Dataset rows.
— begin —

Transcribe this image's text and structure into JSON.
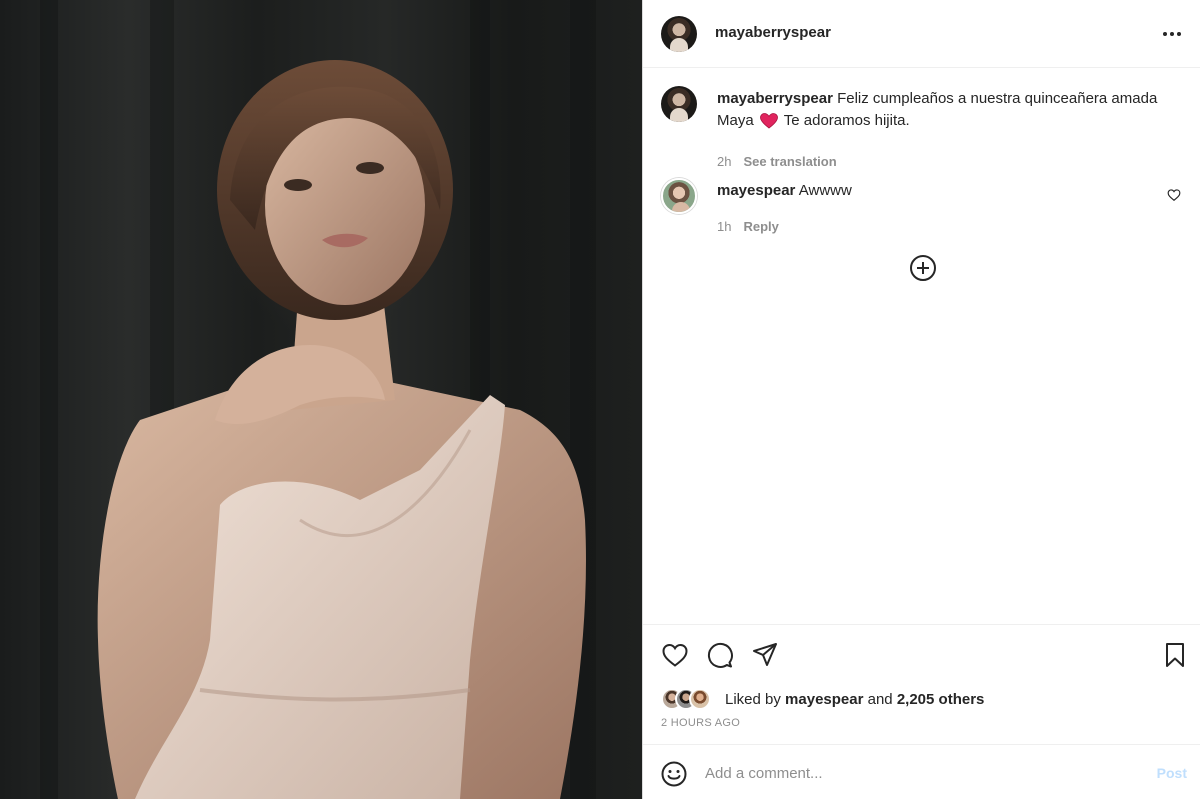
{
  "post": {
    "author": "mayaberryspear",
    "photo_icon": "portrait-photo"
  },
  "caption": {
    "username": "mayaberryspear",
    "text_before_emoji": " Feliz cumpleaños a nuestra quinceañera amada Maya",
    "emoji": "heart-emoji",
    "text_after_emoji": " Te adoramos hijita.",
    "time": "2h",
    "see_translation": "See translation"
  },
  "comments": [
    {
      "username": "mayespear",
      "text": " Awwww",
      "time": "1h",
      "reply": "Reply"
    }
  ],
  "likes": {
    "prefix": "Liked by ",
    "first_user": "mayespear",
    "joiner": " and ",
    "others": "2,205 others"
  },
  "timestamp": "2 HOURS AGO",
  "add_comment": {
    "placeholder": "Add a comment...",
    "post_label": "Post"
  },
  "colors": {
    "text": "#262626",
    "muted": "#8e8e8e",
    "border": "#dbdbdb",
    "post_button_disabled": "#c0dffd",
    "heart": "#e0245e"
  }
}
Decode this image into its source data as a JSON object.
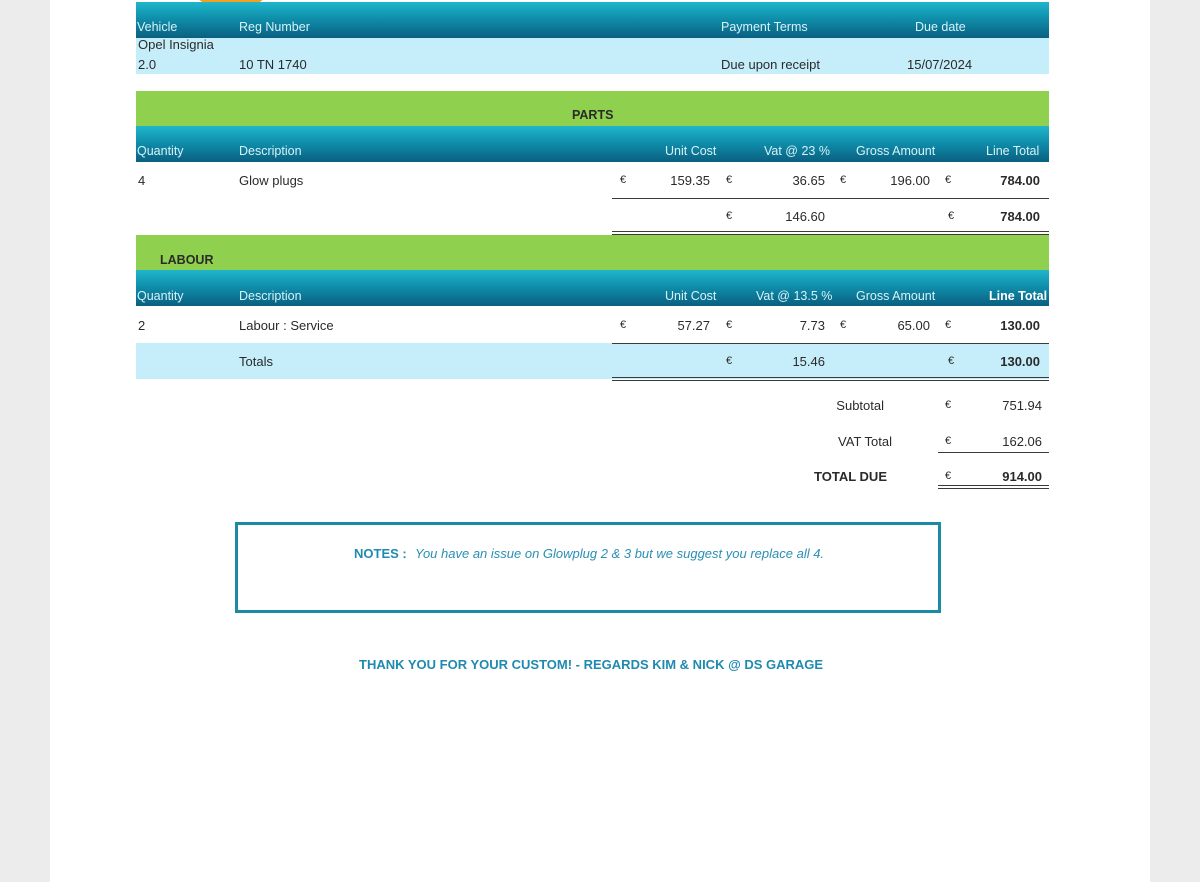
{
  "info_header": {
    "vehicle": "Vehicle",
    "reg_number": "Reg Number",
    "payment_terms": "Payment Terms",
    "due_date": "Due date"
  },
  "info_row": {
    "vehicle_line1": "Opel Insignia",
    "vehicle_line2": "2.0",
    "reg_number": "10 TN 1740",
    "payment_terms": "Due upon receipt",
    "due_date": "15/07/2024"
  },
  "parts": {
    "title": "PARTS",
    "headers": {
      "quantity": "Quantity",
      "description": "Description",
      "unit_cost": "Unit Cost",
      "vat": "Vat @ 23 %",
      "gross": "Gross Amount",
      "line_total": "Line Total"
    },
    "rows": [
      {
        "quantity": "4",
        "description": "Glow plugs",
        "unit_cost": "159.35",
        "vat": "36.65",
        "gross": "196.00",
        "line_total": "784.00"
      }
    ],
    "totals": {
      "vat": "146.60",
      "line_total": "784.00"
    }
  },
  "labour": {
    "title": "LABOUR",
    "headers": {
      "quantity": "Quantity",
      "description": "Description",
      "unit_cost": "Unit Cost",
      "vat": "Vat @ 13.5 %",
      "gross": "Gross Amount",
      "line_total": "Line Total"
    },
    "rows": [
      {
        "quantity": "2",
        "description": "Labour : Service",
        "unit_cost": "57.27",
        "vat": "7.73",
        "gross": "65.00",
        "line_total": "130.00"
      }
    ],
    "totals": {
      "label": "Totals",
      "vat": "15.46",
      "line_total": "130.00"
    }
  },
  "currency": "€",
  "summary": {
    "subtotal_label": "Subtotal",
    "subtotal": "751.94",
    "vat_total_label": "VAT Total",
    "vat_total": "162.06",
    "total_due_label": "TOTAL DUE",
    "total_due": "914.00"
  },
  "notes": {
    "label": "NOTES :",
    "text": "You have an issue on Glowplug 2 & 3 but we suggest you replace all 4."
  },
  "footer": {
    "thanks": "THANK YOU FOR YOUR CUSTOM!  - REGARDS KIM & NICK @ DS GARAGE"
  },
  "colors": {
    "header_teal": "#0f8fab",
    "section_green": "#8fd14f",
    "light_blue_row": "#c6eefa",
    "notes_border": "#1b8aa3"
  }
}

— end —

Repeat the full listing above exactly, with no pictures in the copy.

Answer to this problem.
Transcribe this image's text and structure into JSON.
{
  "post": {
    "author": "mayaberryspear",
    "photo_icon": "portrait-photo"
  },
  "caption": {
    "username": "mayaberryspear",
    "text_before_emoji": " Feliz cumpleaños a nuestra quinceañera amada Maya",
    "emoji": "heart-emoji",
    "text_after_emoji": " Te adoramos hijita.",
    "time": "2h",
    "see_translation": "See translation"
  },
  "comments": [
    {
      "username": "mayespear",
      "text": " Awwww",
      "time": "1h",
      "reply": "Reply"
    }
  ],
  "likes": {
    "prefix": "Liked by ",
    "first_user": "mayespear",
    "joiner": " and ",
    "others": "2,205 others"
  },
  "timestamp": "2 HOURS AGO",
  "add_comment": {
    "placeholder": "Add a comment...",
    "post_label": "Post"
  },
  "colors": {
    "text": "#262626",
    "muted": "#8e8e8e",
    "border": "#dbdbdb",
    "post_button_disabled": "#c0dffd",
    "heart": "#e0245e"
  }
}
Decode this image into its source data as a JSON object.
{
  "info_header": {
    "vehicle": "Vehicle",
    "reg_number": "Reg Number",
    "payment_terms": "Payment Terms",
    "due_date": "Due date"
  },
  "info_row": {
    "vehicle_line1": "Opel Insignia",
    "vehicle_line2": "2.0",
    "reg_number": "10 TN 1740",
    "payment_terms": "Due upon receipt",
    "due_date": "15/07/2024"
  },
  "parts": {
    "title": "PARTS",
    "headers": {
      "quantity": "Quantity",
      "description": "Description",
      "unit_cost": "Unit Cost",
      "vat": "Vat @ 23 %",
      "gross": "Gross Amount",
      "line_total": "Line Total"
    },
    "rows": [
      {
        "quantity": "4",
        "description": "Glow plugs",
        "unit_cost": "159.35",
        "vat": "36.65",
        "gross": "196.00",
        "line_total": "784.00"
      }
    ],
    "totals": {
      "vat": "146.60",
      "line_total": "784.00"
    }
  },
  "labour": {
    "title": "LABOUR",
    "headers": {
      "quantity": "Quantity",
      "description": "Description",
      "unit_cost": "Unit Cost",
      "vat": "Vat @ 13.5 %",
      "gross": "Gross Amount",
      "line_total": "Line Total"
    },
    "rows": [
      {
        "quantity": "2",
        "description": "Labour : Service",
        "unit_cost": "57.27",
        "vat": "7.73",
        "gross": "65.00",
        "line_total": "130.00"
      }
    ],
    "totals": {
      "label": "Totals",
      "vat": "15.46",
      "line_total": "130.00"
    }
  },
  "currency": "€",
  "summary": {
    "subtotal_label": "Subtotal",
    "subtotal": "751.94",
    "vat_total_label": "VAT Total",
    "vat_total": "162.06",
    "total_due_label": "TOTAL DUE",
    "total_due": "914.00"
  },
  "notes": {
    "label": "NOTES :",
    "text": "You have an issue on Glowplug 2 & 3 but we suggest you replace all 4."
  },
  "footer": {
    "thanks": "THANK YOU FOR YOUR CUSTOM!  - REGARDS KIM & NICK @ DS GARAGE"
  },
  "colors": {
    "header_teal": "#0f8fab",
    "section_green": "#8fd14f",
    "light_blue_row": "#c6eefa",
    "notes_border": "#1b8aa3"
  }
}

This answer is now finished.